> Written task: Each record is to be transcribed exactly.
— Start of Source material —
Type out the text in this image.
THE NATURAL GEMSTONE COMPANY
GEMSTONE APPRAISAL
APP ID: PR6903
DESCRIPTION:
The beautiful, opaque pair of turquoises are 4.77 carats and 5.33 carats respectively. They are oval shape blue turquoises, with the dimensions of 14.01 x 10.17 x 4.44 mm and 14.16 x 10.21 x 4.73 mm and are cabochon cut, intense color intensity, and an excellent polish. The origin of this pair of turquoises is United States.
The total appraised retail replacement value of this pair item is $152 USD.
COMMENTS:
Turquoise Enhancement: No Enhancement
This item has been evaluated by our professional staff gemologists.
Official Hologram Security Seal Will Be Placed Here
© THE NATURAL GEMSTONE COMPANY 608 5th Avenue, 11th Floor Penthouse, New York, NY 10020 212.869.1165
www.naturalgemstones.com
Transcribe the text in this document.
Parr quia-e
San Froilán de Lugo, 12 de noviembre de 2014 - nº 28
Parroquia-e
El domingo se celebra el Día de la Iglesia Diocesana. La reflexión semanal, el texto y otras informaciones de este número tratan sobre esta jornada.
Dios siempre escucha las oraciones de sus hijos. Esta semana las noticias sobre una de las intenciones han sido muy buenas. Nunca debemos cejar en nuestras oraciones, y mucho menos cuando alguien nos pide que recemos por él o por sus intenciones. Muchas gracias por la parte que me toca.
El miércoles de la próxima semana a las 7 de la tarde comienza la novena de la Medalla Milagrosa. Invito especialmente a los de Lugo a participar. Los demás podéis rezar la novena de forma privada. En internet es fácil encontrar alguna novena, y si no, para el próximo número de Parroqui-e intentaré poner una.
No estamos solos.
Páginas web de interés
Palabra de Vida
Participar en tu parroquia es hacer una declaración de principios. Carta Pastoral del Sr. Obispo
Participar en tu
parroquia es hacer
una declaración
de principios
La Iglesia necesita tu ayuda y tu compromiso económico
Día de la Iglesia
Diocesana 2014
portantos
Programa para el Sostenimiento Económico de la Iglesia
— End of Source material —
> Answer below:
Type out the text in this image.
THE NATURAL GEMSTONE COMPANY
GEMSTONE APPRAISAL
APP ID: PR6903
DESCRIPTION:
The beautiful, opaque pair of turquoises are 4.77 carats and 5.33 carats respectively. They are oval shape blue turquoises, with the dimensions of 14.01 x 10.17 x 4.44 mm and 14.16 x 10.21 x 4.73 mm and are cabochon cut, intense color intensity, and an excellent polish. The origin of this pair of turquoises is United States.
The total appraised retail replacement value of this pair item is $152 USD.
COMMENTS:
Turquoise Enhancement: No Enhancement
This item has been evaluated by our professional staff gemologists.
Official Hologram Security Seal Will Be Placed Here
© THE NATURAL GEMSTONE COMPANY 608 5th Avenue, 11th Floor Penthouse, New York, NY 10020 212.869.1165
www.naturalgemstones.com
Transcribe the text in this document.
Parr quia-e
San Froilán de Lugo, 12 de noviembre de 2014 - nº 28
Parroquia-e
El domingo se celebra el Día de la Iglesia Diocesana. La reflexión semanal, el texto y otras informaciones de este número tratan sobre esta jornada.
Dios siempre escucha las oraciones de sus hijos. Esta semana las noticias sobre una de las intenciones han sido muy buenas. Nunca debemos cejar en nuestras oraciones, y mucho menos cuando alguien nos pide que recemos por él o por sus intenciones. Muchas gracias por la parte que me toca.
El miércoles de la próxima semana a las 7 de la tarde comienza la novena de la Medalla Milagrosa. Invito especialmente a los de Lugo a participar. Los demás podéis rezar la novena de forma privada. En internet es fácil encontrar alguna novena, y si no, para el próximo número de Parroqui-e intentaré poner una.
No estamos solos.
Páginas web de interés
Palabra de Vida
Participar en tu parroquia es hacer una declaración de principios. Carta Pastoral del Sr. Obispo
Participar en tu
parroquia es hacer
una declaración
de principios
La Iglesia necesita tu ayuda y tu compromiso económico
Día de la Iglesia
Diocesana 2014
portantos
Programa para el Sostenimiento Económico de la Iglesia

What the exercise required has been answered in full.